What you need to do ▸
Read through the records below and copy each line that uses the word "output".

Collection entries:
------------------------------------
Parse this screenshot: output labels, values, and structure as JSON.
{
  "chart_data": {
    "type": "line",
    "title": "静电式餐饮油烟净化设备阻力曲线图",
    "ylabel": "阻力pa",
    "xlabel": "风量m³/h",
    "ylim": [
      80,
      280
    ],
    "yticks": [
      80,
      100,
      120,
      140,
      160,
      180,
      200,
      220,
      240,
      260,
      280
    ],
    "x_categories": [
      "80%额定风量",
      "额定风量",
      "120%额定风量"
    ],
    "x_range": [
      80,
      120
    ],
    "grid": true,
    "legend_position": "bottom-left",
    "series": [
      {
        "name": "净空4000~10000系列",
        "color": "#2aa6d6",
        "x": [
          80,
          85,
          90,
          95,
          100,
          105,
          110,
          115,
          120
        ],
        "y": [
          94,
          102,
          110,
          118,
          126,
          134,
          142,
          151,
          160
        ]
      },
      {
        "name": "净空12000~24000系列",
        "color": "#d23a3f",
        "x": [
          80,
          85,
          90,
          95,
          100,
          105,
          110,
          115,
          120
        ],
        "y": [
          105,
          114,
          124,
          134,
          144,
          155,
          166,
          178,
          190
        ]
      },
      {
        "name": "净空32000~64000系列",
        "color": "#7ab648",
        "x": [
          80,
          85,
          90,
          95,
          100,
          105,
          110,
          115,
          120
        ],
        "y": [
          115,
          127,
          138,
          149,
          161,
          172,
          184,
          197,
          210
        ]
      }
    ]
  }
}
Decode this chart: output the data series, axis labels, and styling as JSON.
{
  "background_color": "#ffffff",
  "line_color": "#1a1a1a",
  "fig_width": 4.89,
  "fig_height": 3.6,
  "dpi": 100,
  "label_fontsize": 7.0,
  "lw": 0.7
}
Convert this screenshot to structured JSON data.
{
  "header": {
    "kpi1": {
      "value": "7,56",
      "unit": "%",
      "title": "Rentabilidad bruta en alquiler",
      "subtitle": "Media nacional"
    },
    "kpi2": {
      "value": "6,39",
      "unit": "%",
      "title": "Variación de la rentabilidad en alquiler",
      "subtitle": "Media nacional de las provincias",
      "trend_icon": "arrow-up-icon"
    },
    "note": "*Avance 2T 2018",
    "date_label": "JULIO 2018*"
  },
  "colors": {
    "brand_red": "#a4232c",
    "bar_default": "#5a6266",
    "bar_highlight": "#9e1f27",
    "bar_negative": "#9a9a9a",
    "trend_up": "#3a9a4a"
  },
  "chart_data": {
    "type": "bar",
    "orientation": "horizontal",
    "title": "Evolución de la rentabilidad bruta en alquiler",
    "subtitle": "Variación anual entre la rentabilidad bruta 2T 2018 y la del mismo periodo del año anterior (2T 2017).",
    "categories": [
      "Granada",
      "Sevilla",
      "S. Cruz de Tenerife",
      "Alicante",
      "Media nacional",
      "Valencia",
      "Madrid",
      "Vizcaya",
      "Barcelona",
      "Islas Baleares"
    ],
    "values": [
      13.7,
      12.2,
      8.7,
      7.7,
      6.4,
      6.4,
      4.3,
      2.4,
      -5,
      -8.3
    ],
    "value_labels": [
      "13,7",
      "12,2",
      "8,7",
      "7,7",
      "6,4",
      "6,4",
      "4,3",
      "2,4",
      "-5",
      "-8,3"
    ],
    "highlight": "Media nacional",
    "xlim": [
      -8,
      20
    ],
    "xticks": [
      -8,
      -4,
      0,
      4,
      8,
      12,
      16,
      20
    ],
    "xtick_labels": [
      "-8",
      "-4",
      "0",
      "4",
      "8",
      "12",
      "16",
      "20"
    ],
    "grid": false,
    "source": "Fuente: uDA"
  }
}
------------------------------------
Solution to the problem ▸
Parse this screenshot: output labels, values, and structure as JSON.
Decode this chart: output the data series, axis labels, and styling as JSON.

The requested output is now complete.